Information supplied:
-=-=-
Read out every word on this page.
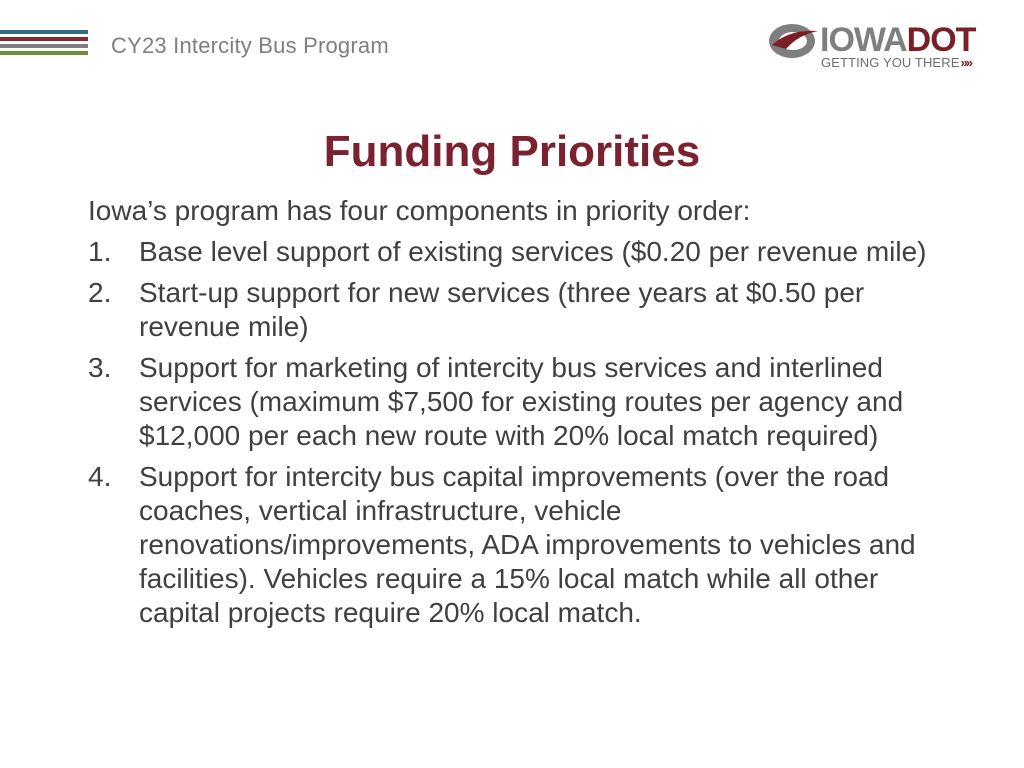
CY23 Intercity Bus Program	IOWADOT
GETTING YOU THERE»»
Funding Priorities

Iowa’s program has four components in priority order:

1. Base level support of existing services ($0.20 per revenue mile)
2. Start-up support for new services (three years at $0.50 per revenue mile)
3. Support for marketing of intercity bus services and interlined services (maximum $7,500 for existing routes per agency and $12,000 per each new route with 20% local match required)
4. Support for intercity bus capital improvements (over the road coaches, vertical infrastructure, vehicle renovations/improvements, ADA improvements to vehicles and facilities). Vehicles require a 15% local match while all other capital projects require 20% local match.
-=-=-
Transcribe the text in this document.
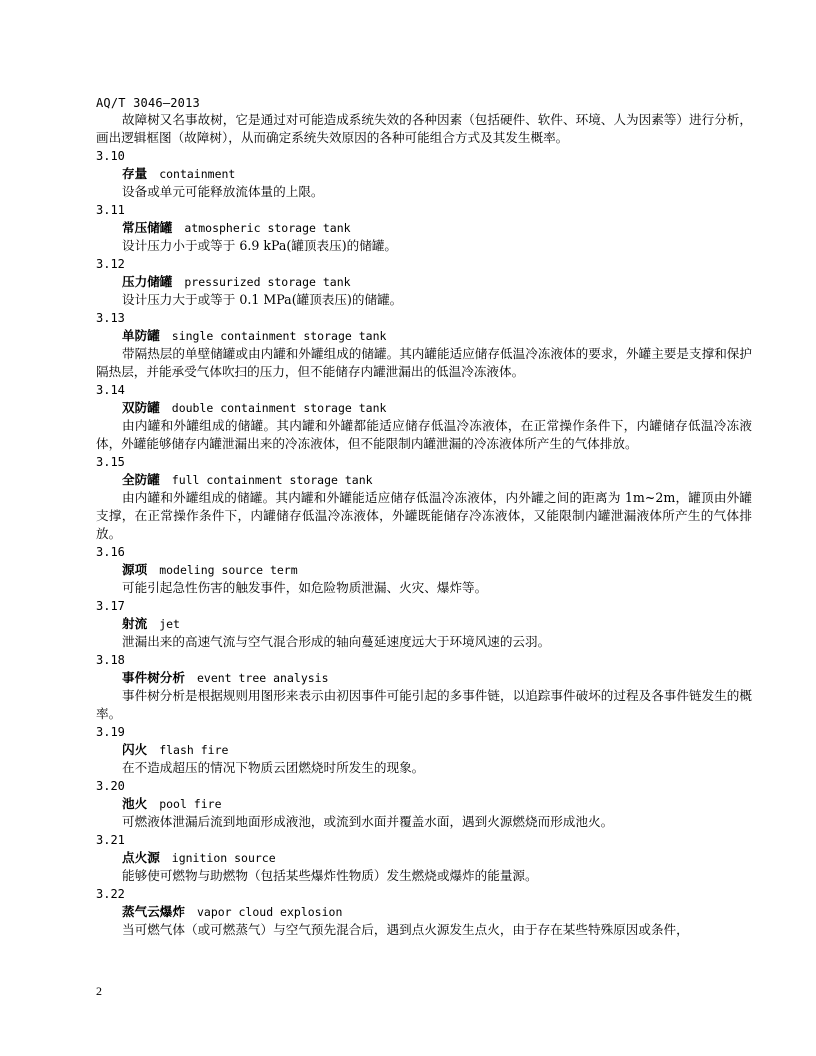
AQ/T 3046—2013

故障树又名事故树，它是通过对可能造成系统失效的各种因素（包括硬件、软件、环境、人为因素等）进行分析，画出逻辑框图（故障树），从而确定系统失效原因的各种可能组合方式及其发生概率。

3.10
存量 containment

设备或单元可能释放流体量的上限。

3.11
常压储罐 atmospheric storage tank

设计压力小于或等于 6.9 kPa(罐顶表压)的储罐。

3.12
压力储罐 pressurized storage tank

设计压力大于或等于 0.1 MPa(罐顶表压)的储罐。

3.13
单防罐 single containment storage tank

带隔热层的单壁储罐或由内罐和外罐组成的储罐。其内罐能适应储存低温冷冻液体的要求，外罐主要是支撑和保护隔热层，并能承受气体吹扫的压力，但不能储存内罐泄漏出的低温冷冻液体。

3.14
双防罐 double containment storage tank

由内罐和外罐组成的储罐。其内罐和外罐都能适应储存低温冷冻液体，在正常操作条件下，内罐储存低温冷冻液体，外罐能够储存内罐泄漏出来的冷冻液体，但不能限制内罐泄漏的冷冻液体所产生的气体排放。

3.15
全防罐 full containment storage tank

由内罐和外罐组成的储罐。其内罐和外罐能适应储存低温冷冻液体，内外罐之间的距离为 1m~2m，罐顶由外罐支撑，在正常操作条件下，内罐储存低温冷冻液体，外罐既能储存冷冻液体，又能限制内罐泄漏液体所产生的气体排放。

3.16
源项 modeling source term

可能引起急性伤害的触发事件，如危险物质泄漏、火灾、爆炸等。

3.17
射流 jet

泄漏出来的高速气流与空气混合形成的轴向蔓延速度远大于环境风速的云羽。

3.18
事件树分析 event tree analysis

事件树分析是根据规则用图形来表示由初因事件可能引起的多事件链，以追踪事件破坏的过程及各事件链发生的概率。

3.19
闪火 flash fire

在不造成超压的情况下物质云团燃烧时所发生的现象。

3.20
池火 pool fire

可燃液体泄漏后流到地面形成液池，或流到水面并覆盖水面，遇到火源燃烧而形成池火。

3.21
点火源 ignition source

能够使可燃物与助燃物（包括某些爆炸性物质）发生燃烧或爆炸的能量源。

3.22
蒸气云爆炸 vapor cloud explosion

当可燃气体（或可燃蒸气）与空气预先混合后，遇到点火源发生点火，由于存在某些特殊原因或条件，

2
-=-=-
Report the number of lines that include the string "source"; return nothing but the count.

Answer in full: 2